## TEXT PROVIDED
* begin *

The prospect of raising our daughter is, at any given moment, exciting, petrifying, thrilling, overwhelming, and a big ball of unknown mystery. As new parents-to-be, we have spent many hours tracking down information that had been all but foreign to us just a year ago, navigating our way through the books and websites of a world that is completely new to us. Throughout all of this, we’ve tried to maintain a steady grip on reason so as not to give in to the temptations of rampant alarmism, paranoia, and marketing that plague all expectant couples. I never knew we needed so many things until the helpful magazines told me so.
One thing that I know for certain is that I want to raise a daughter that appreciates food, and the value that cooking and eating together contributes to family unity, and that doing so is going to take time and consistency. We have an opportunity to shape the blank template of our child’s palate into one that’s open to trying new things, but I also have to realize that there’s some reliable science out there that explains why most kids aren’t adventurous eaters. I’m perfectly willing to see how much a person’s taste in food is affected by nature versus nurture. I won’t be able to know for quite a few years whether my efforts were successful.
Do the children of fussy eaters grow up to be fussy eaters themselves? If I tempt my daughter with the promise of a toy even BETTER than what’s in the Happy Meal, in exchange for eating a home-cooked meal instead, will it work? Are we doomed to a period of “nothing but” chicken nuggets, fish sticks, or food of a specific color? I’m curious to find out.
As much as I am apprehensive about these things, there’s an even bigger part of me that’s looking forward to a whole new set of experiences in the kitchen. I need to learn how to make food that looks like things, for example. Research into how to unleash my inner Picasso using food coloring and frosting is an absolute must.
I get to introduce my daughter to the joys of picking blueberries on a warm summer day, of knowing just when to flip a pancake, and how to pick the meat out of a crab. I want her to grow up knowing what real Chinese food tastes like. I want to involve her in what happens in the kitchen and the garden, so that the concept of cooking is very real for her, and not something that involves opening a package and microwaving its contents, or an activity that requires some artistic level of unique culinary sorcery that only her parents can muster. I’m sure that there will be some foods and activities that she just won’t take to, but I’ll be proud of her just for trying them once (even though I will secretly hope that she’ll come back to them again when she’s older).
If I can achieve even half of the things on my ever-growing list, I think I could live with that. All that I know is this – I can’t wait to get started.
I’m going to need a new category tag. Any suggestions?

* end *

## RECORDED INFORMATION
* begin *

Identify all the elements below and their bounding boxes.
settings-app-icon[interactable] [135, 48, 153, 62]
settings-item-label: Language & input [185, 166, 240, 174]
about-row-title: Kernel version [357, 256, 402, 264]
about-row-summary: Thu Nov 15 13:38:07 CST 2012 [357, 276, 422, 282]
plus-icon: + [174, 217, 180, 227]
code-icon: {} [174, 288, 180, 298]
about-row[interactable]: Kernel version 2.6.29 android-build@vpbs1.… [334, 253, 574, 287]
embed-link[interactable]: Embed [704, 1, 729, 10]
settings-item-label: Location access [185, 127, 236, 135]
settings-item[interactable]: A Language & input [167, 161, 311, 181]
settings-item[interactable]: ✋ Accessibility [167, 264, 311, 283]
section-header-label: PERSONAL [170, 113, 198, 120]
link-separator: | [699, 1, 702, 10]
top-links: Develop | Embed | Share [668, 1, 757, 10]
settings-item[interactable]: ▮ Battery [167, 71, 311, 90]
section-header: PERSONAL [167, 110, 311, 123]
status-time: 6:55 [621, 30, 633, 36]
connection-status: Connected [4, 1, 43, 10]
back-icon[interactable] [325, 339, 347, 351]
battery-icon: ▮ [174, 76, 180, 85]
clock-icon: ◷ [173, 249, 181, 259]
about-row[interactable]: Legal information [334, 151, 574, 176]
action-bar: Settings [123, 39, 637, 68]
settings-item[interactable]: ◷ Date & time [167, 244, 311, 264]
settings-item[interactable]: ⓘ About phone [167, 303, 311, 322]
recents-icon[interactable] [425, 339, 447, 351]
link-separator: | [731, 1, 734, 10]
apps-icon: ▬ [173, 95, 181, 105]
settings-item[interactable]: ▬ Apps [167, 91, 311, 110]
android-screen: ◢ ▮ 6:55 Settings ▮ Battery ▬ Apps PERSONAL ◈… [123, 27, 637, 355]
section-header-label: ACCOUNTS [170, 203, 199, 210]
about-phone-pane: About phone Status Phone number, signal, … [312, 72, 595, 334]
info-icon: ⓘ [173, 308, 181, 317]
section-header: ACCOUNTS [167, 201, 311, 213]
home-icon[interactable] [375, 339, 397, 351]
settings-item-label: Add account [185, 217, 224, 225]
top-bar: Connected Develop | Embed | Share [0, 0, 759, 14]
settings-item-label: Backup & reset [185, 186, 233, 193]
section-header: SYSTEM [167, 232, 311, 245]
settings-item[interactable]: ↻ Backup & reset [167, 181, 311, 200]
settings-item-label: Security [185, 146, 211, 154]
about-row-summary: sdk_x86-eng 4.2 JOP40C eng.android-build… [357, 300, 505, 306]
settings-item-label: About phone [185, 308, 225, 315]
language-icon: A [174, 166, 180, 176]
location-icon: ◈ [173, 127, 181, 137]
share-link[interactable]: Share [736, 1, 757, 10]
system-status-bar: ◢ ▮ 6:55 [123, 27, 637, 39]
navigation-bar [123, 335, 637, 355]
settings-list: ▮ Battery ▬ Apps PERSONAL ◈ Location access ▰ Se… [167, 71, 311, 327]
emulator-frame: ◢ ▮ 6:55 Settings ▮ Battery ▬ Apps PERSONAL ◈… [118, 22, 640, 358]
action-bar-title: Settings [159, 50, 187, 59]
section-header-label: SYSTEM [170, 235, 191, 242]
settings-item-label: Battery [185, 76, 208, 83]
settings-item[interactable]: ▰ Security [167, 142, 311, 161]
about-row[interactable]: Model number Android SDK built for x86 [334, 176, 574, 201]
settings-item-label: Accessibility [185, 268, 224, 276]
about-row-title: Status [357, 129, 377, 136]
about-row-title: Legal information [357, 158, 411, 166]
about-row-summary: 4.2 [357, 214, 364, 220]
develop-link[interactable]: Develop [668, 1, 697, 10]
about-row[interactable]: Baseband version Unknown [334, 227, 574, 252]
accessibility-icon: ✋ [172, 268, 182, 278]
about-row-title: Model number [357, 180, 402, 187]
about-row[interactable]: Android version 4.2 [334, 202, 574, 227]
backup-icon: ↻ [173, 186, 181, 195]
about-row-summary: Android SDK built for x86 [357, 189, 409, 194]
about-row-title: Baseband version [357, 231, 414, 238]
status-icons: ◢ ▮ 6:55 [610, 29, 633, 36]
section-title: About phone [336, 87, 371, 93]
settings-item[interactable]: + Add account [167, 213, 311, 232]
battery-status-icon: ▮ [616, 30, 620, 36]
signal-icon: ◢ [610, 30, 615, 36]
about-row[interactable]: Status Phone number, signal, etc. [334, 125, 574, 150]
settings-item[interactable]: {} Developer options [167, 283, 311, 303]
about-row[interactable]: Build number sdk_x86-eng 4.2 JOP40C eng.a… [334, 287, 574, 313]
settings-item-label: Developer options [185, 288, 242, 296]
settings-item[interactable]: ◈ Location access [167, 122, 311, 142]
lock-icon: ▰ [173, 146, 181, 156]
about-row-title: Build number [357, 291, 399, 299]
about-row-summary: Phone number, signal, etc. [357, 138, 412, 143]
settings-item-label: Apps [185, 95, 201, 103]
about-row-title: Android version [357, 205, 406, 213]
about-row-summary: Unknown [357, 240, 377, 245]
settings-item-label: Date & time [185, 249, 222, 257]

* end *

## WHAT YOU HAVE TO DO
Please repeat everything from "Do the children" down to "an absolute must." in the food-and-parenting post, word for word. The listing has no connection to the food-and-parenting post.

## REPLY TO THE EXERCISE
Do the children of fussy eaters grow up to be fussy eaters themselves? If I tempt my daughter with the promise of a toy even BETTER than what’s in the Happy Meal, in exchange for eating a home-cooked meal instead, will it work? Are we doomed to a period of “nothing but” chicken nuggets, fish sticks, or food of a specific color? I’m curious to find out.
As much as I am apprehensive about these things, there’s an even bigger part of me that’s looking forward to a whole new set of experiences in the kitchen. I need to learn how to make food that looks like things, for example. Research into how to unleash my inner Picasso using food coloring and frosting is an absolute must.